Required task: Write out each line exactly as it stands, please.

Given records:

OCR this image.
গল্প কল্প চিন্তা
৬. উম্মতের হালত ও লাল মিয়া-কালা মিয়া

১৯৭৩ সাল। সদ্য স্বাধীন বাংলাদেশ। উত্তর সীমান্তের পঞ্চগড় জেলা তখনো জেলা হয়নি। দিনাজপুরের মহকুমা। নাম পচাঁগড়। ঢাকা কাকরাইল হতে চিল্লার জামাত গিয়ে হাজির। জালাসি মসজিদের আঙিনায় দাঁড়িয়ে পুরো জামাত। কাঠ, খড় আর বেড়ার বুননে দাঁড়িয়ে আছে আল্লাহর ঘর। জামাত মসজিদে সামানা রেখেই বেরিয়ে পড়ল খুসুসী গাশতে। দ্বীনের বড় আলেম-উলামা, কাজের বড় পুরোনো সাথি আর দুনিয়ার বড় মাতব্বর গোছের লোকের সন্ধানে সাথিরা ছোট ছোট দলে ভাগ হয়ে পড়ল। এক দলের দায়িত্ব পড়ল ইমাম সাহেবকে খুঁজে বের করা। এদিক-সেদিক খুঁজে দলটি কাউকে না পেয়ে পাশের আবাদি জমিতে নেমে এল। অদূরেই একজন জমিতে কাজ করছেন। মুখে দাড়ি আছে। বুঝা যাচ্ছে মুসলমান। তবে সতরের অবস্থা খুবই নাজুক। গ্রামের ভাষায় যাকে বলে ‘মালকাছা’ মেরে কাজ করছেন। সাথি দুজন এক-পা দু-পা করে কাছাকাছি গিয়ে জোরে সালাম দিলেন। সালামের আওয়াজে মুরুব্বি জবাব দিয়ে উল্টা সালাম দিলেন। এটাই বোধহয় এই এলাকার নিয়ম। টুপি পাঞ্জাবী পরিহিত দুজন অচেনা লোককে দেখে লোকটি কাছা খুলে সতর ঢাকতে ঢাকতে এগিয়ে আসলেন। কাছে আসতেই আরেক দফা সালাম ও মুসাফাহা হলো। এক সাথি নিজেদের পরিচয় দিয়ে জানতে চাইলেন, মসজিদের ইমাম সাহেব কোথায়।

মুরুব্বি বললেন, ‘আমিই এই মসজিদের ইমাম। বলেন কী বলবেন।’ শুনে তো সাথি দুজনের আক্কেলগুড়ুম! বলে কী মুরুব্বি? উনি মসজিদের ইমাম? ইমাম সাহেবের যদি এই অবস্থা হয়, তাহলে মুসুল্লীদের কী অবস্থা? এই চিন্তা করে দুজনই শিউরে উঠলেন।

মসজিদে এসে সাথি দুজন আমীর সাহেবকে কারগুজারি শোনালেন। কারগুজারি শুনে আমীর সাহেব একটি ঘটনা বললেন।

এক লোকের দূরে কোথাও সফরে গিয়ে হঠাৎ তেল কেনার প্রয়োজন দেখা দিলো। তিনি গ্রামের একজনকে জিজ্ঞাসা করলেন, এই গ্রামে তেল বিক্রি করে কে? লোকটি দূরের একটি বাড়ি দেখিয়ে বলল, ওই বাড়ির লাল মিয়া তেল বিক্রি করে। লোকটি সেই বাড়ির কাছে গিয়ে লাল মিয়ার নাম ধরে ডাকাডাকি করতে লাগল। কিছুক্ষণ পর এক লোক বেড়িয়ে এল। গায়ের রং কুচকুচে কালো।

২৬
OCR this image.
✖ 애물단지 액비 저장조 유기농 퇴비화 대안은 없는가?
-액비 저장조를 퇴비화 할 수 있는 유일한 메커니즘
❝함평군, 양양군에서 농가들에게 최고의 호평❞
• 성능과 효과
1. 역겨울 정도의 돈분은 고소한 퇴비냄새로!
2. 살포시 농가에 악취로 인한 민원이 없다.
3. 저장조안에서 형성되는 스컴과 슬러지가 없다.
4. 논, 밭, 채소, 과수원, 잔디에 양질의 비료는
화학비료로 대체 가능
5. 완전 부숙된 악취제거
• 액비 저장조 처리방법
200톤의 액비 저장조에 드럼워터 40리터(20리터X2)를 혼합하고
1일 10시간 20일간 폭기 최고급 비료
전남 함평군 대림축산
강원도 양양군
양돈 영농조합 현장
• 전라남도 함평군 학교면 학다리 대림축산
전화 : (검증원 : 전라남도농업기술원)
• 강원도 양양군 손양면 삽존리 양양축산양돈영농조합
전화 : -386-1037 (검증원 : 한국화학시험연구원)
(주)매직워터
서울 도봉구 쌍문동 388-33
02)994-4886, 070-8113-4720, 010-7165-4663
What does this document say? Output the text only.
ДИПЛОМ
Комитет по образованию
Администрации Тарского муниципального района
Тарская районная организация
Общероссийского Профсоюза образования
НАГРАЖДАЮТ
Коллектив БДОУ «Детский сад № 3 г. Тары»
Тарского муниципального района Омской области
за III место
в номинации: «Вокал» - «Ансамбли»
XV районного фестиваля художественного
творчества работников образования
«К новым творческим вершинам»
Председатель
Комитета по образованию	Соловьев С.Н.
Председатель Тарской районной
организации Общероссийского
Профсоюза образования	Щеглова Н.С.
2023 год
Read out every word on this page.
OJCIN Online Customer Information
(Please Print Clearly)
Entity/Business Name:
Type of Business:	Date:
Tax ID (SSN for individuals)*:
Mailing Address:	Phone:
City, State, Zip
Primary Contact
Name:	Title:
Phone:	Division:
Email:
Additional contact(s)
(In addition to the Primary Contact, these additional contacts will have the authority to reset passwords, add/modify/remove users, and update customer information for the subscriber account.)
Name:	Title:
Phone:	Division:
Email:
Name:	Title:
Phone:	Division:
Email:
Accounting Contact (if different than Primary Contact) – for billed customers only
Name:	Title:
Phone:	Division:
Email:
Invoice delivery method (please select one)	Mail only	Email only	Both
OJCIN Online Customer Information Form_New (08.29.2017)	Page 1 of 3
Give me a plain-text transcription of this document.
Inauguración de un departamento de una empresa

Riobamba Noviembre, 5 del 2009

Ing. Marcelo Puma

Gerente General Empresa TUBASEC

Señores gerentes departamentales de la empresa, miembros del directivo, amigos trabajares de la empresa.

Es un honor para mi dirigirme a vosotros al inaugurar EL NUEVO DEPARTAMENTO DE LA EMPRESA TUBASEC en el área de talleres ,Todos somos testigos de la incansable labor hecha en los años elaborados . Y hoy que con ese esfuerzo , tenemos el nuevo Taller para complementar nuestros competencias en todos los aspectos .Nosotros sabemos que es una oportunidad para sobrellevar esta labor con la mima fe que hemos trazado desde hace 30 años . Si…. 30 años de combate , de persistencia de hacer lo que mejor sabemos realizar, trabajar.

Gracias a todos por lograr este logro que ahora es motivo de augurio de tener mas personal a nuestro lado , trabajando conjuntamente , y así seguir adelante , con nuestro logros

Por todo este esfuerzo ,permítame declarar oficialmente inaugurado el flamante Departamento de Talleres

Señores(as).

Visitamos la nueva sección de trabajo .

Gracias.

Written solution:
OCR this image.
গল্প কল্প চিন্তা
৬. উম্মতের হালত ও লাল মিয়া-কালা মিয়া

১৯৭৩ সাল। সদ্য স্বাধীন বাংলাদেশ। উত্তর সীমান্তের পঞ্চগড় জেলা তখনো জেলা হয়নি। দিনাজপুরের মহকুমা। নাম পচাঁগড়। ঢাকা কাকরাইল হতে চিল্লার জামাত গিয়ে হাজির। জালাসি মসজিদের আঙিনায় দাঁড়িয়ে পুরো জামাত। কাঠ, খড় আর বেড়ার বুননে দাঁড়িয়ে আছে আল্লাহর ঘর। জামাত মসজিদে সামানা রেখেই বেরিয়ে পড়ল খুসুসী গাশতে। দ্বীনের বড় আলেম-উলামা, কাজের বড় পুরোনো সাথি আর দুনিয়ার বড় মাতব্বর গোছের লোকের সন্ধানে সাথিরা ছোট ছোট দলে ভাগ হয়ে পড়ল। এক দলের দায়িত্ব পড়ল ইমাম সাহেবকে খুঁজে বের করা। এদিক-সেদিক খুঁজে দলটি কাউকে না পেয়ে পাশের আবাদি জমিতে নেমে এল। অদূরেই একজন জমিতে কাজ করছেন। মুখে দাড়ি আছে। বুঝা যাচ্ছে মুসলমান। তবে সতরের অবস্থা খুবই নাজুক। গ্রামের ভাষায় যাকে বলে ‘মালকাছা’ মেরে কাজ করছেন। সাথি দুজন এক-পা দু-পা করে কাছাকাছি গিয়ে জোরে সালাম দিলেন। সালামের আওয়াজে মুরুব্বি জবাব দিয়ে উল্টা সালাম দিলেন। এটাই বোধহয় এই এলাকার নিয়ম। টুপি পাঞ্জাবী পরিহিত দুজন অচেনা লোককে দেখে লোকটি কাছা খুলে সতর ঢাকতে ঢাকতে এগিয়ে আসলেন। কাছে আসতেই আরেক দফা সালাম ও মুসাফাহা হলো। এক সাথি নিজেদের পরিচয় দিয়ে জানতে চাইলেন, মসজিদের ইমাম সাহেব কোথায়।

মুরুব্বি বললেন, ‘আমিই এই মসজিদের ইমাম। বলেন কী বলবেন।’ শুনে তো সাথি দুজনের আক্কেলগুড়ুম! বলে কী মুরুব্বি? উনি মসজিদের ইমাম? ইমাম সাহেবের যদি এই অবস্থা হয়, তাহলে মুসুল্লীদের কী অবস্থা? এই চিন্তা করে দুজনই শিউরে উঠলেন।

মসজিদে এসে সাথি দুজন আমীর সাহেবকে কারগুজারি শোনালেন। কারগুজারি শুনে আমীর সাহেব একটি ঘটনা বললেন।

এক লোকের দূরে কোথাও সফরে গিয়ে হঠাৎ তেল কেনার প্রয়োজন দেখা দিলো। তিনি গ্রামের একজনকে জিজ্ঞাসা করলেন, এই গ্রামে তেল বিক্রি করে কে? লোকটি দূরের একটি বাড়ি দেখিয়ে বলল, ওই বাড়ির লাল মিয়া তেল বিক্রি করে। লোকটি সেই বাড়ির কাছে গিয়ে লাল মিয়ার নাম ধরে ডাকাডাকি করতে লাগল। কিছুক্ষণ পর এক লোক বেড়িয়ে এল। গায়ের রং কুচকুচে কালো।

২৬
OCR this image.
✖ 애물단지 액비 저장조 유기농 퇴비화 대안은 없는가?
-액비 저장조를 퇴비화 할 수 있는 유일한 메커니즘
❝함평군, 양양군에서 농가들에게 최고의 호평❞
• 성능과 효과
1. 역겨울 정도의 돈분은 고소한 퇴비냄새로!
2. 살포시 농가에 악취로 인한 민원이 없다.
3. 저장조안에서 형성되는 스컴과 슬러지가 없다.
4. 논, 밭, 채소, 과수원, 잔디에 양질의 비료는
화학비료로 대체 가능
5. 완전 부숙된 악취제거
• 액비 저장조 처리방법
200톤의 액비 저장조에 드럼워터 40리터(20리터X2)를 혼합하고
1일 10시간 20일간 폭기 최고급 비료
전남 함평군 대림축산
강원도 양양군
양돈 영농조합 현장
• 전라남도 함평군 학교면 학다리 대림축산
전화 : (검증원 : 전라남도농업기술원)
• 강원도 양양군 손양면 삽존리 양양축산양돈영농조합
전화 : -386-1037 (검증원 : 한국화학시험연구원)
(주)매직워터
서울 도봉구 쌍문동 388-33
02)994-4886, 070-8113-4720, 010-7165-4663
What does this document say? Output the text only.
ДИПЛОМ
Комитет по образованию
Администрации Тарского муниципального района
Тарская районная организация
Общероссийского Профсоюза образования
НАГРАЖДАЮТ
Коллектив БДОУ «Детский сад № 3 г. Тары»
Тарского муниципального района Омской области
за III место
в номинации: «Вокал» - «Ансамбли»
XV районного фестиваля художественного
творчества работников образования
«К новым творческим вершинам»
Председатель
Комитета по образованию	Соловьев С.Н.
Председатель Тарской районной
организации Общероссийского
Профсоюза образования	Щеглова Н.С.
2023 год
Read out every word on this page.
OJCIN Online Customer Information
(Please Print Clearly)
Entity/Business Name:
Type of Business:	Date:
Tax ID (SSN for individuals)*:
Mailing Address:	Phone:
City, State, Zip
Primary Contact
Name:	Title:
Phone:	Division:
Email:
Additional contact(s)
(In addition to the Primary Contact, these additional contacts will have the authority to reset passwords, add/modify/remove users, and update customer information for the subscriber account.)
Name:	Title:
Phone:	Division:
Email:
Name:	Title:
Phone:	Division:
Email:
Accounting Contact (if different than Primary Contact) – for billed customers only
Name:	Title:
Phone:	Division:
Email:
Invoice delivery method (please select one)	Mail only	Email only	Both
OJCIN Online Customer Information Form_New (08.29.2017)	Page 1 of 3
Give me a plain-text transcription of this document.
Inauguración de un departamento de una empresa

Riobamba Noviembre, 5 del 2009

Ing. Marcelo Puma

Gerente General Empresa TUBASEC

Señores gerentes departamentales de la empresa, miembros del directivo, amigos trabajares de la empresa.

Es un honor para mi dirigirme a vosotros al inaugurar EL NUEVO DEPARTAMENTO DE LA EMPRESA TUBASEC en el área de talleres ,Todos somos testigos de la incansable labor hecha en los años elaborados . Y hoy que con ese esfuerzo , tenemos el nuevo Taller para complementar nuestros competencias en todos los aspectos .Nosotros sabemos que es una oportunidad para sobrellevar esta labor con la mima fe que hemos trazado desde hace 30 años . Si…. 30 años de combate , de persistencia de hacer lo que mejor sabemos realizar, trabajar.

Gracias a todos por lograr este logro que ahora es motivo de augurio de tener mas personal a nuestro lado , trabajando conjuntamente , y así seguir adelante , con nuestro logros

Por todo este esfuerzo ,permítame declarar oficialmente inaugurado el flamante Departamento de Talleres

Señores(as).

Visitamos la nueva sección de trabajo .

Gracias.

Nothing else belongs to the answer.